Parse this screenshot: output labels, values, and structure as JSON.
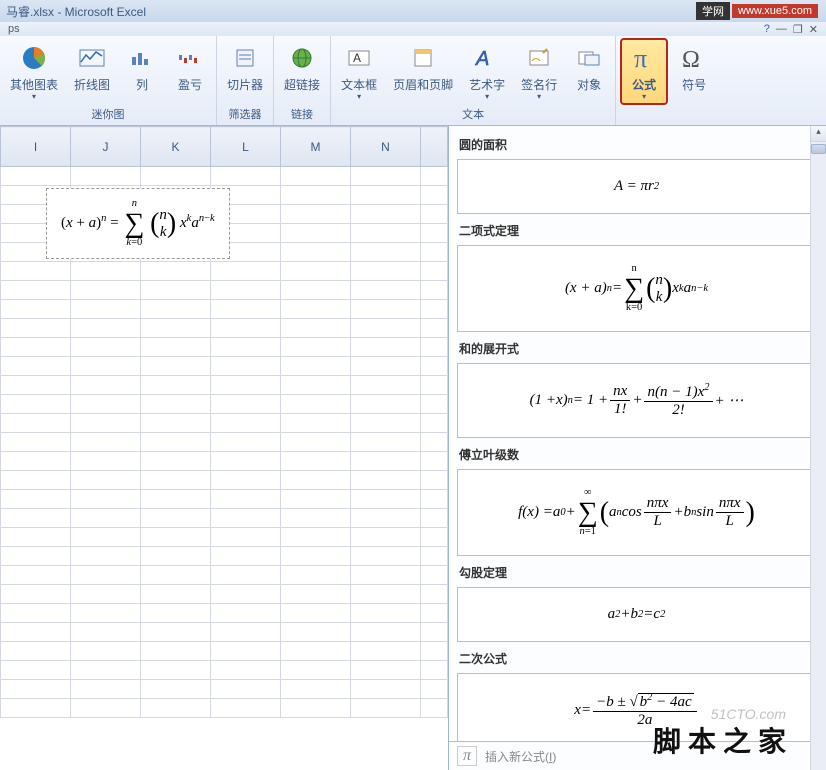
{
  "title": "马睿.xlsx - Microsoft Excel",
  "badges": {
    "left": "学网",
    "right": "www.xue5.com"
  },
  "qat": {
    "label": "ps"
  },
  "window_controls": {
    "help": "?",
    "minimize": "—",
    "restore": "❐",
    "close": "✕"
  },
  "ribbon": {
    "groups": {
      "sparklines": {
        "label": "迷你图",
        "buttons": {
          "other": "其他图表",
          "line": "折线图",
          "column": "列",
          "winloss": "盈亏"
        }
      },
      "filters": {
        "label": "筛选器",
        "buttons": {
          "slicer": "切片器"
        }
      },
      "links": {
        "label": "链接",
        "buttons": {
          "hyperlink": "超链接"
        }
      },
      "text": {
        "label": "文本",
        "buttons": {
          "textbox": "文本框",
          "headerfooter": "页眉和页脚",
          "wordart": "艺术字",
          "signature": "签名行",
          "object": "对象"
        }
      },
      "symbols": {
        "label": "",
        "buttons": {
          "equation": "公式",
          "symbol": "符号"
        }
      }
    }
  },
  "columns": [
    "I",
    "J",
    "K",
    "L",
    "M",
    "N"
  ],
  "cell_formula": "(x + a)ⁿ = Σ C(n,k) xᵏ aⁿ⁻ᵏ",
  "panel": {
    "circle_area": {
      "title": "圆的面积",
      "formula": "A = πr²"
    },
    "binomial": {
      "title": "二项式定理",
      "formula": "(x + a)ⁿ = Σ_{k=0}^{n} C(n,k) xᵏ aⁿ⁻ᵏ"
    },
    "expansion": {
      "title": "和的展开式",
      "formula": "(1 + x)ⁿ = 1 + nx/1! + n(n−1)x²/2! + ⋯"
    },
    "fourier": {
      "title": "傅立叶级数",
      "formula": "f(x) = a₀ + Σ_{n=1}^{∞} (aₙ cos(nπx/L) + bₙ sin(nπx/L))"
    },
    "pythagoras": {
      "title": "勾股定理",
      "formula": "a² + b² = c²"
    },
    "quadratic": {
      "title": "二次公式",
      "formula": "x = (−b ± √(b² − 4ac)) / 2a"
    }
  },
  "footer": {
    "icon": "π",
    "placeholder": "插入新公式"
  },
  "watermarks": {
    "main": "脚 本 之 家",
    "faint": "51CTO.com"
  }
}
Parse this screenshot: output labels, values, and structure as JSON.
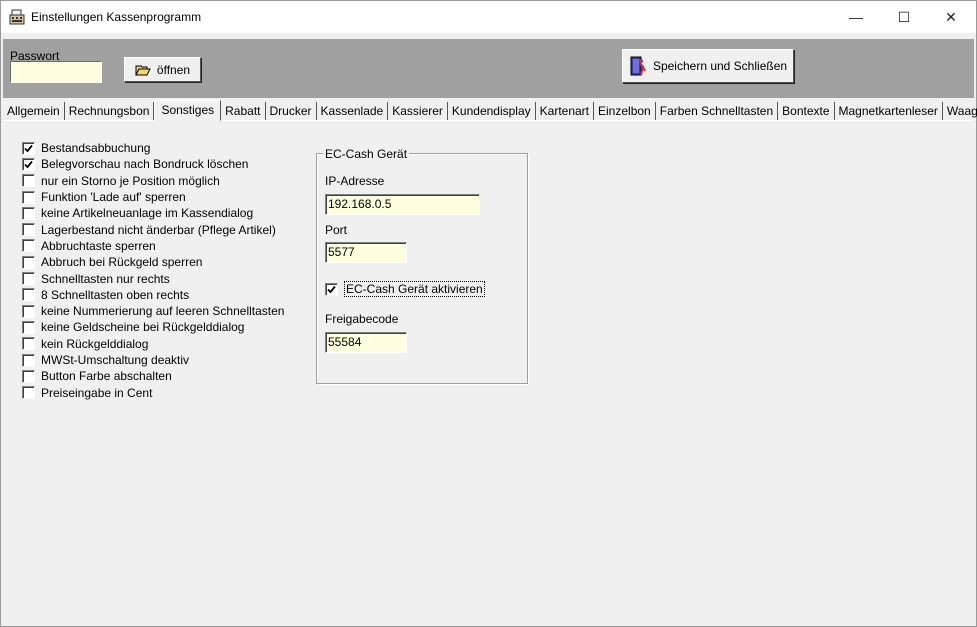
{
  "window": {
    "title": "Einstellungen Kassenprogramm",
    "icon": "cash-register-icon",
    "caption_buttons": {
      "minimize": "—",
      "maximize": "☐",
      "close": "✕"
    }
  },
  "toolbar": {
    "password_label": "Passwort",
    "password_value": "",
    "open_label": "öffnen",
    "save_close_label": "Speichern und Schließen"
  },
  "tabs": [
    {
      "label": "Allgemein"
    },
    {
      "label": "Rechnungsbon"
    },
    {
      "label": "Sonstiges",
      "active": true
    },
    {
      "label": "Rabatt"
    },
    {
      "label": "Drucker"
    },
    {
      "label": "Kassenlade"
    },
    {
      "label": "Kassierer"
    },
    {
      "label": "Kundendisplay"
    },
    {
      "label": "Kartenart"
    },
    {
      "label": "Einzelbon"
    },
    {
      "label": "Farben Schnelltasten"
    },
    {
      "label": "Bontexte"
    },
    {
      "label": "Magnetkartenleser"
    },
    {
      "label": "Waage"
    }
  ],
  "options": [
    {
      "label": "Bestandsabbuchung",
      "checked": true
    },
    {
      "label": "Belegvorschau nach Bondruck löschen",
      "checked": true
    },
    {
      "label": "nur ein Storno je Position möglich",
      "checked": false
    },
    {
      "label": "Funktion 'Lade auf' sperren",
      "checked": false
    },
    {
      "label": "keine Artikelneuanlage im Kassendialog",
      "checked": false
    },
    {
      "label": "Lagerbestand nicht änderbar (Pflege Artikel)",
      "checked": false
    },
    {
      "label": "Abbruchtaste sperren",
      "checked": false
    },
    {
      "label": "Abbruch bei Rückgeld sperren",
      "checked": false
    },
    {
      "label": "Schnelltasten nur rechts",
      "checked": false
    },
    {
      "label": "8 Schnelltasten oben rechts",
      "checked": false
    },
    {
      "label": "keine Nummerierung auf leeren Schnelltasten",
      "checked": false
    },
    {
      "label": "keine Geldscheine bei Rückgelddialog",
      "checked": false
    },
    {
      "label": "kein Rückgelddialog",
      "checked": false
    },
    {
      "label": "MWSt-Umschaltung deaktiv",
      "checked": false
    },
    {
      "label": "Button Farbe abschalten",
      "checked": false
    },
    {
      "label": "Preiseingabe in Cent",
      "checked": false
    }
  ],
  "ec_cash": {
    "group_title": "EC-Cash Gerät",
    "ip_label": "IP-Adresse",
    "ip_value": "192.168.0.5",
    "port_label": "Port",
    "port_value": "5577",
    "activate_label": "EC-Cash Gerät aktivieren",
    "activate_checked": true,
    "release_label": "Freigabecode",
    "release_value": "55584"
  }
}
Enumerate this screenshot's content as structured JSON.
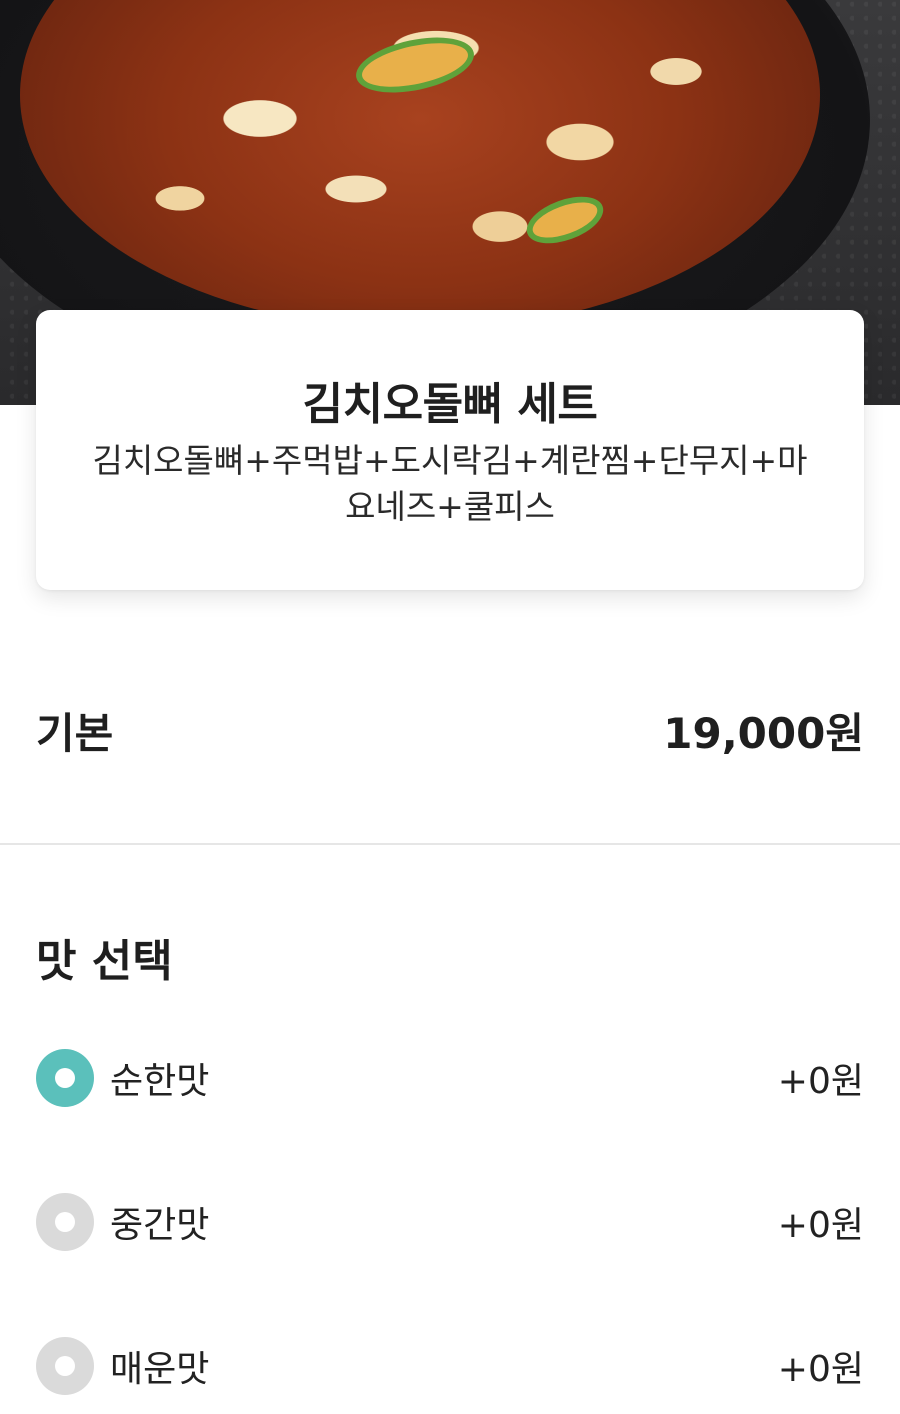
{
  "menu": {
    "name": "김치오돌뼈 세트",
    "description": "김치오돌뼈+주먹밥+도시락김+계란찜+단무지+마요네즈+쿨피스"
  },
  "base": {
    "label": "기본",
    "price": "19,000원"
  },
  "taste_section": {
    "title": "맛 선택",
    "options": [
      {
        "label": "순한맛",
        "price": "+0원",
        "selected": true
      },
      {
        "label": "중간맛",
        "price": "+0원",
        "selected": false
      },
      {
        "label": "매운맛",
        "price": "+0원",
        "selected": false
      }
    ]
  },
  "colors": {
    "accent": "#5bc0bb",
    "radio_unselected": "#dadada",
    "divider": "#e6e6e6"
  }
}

|---|

Leave out the pictures, and please output only the lines from the line that contains "Enumerate this screenshot's" through the end of the data, both ends included.

• Task solution:
Enumerate this screenshot's content as structured JSON.
{
  "menu": {
    "name": "김치오돌뼈 세트",
    "description": "김치오돌뼈+주먹밥+도시락김+계란찜+단무지+마요네즈+쿨피스"
  },
  "base": {
    "label": "기본",
    "price": "19,000원"
  },
  "taste_section": {
    "title": "맛 선택",
    "options": [
      {
        "label": "순한맛",
        "price": "+0원",
        "selected": true
      },
      {
        "label": "중간맛",
        "price": "+0원",
        "selected": false
      },
      {
        "label": "매운맛",
        "price": "+0원",
        "selected": false
      }
    ]
  },
  "colors": {
    "accent": "#5bc0bb",
    "radio_unselected": "#dadada",
    "divider": "#e6e6e6"
  }
}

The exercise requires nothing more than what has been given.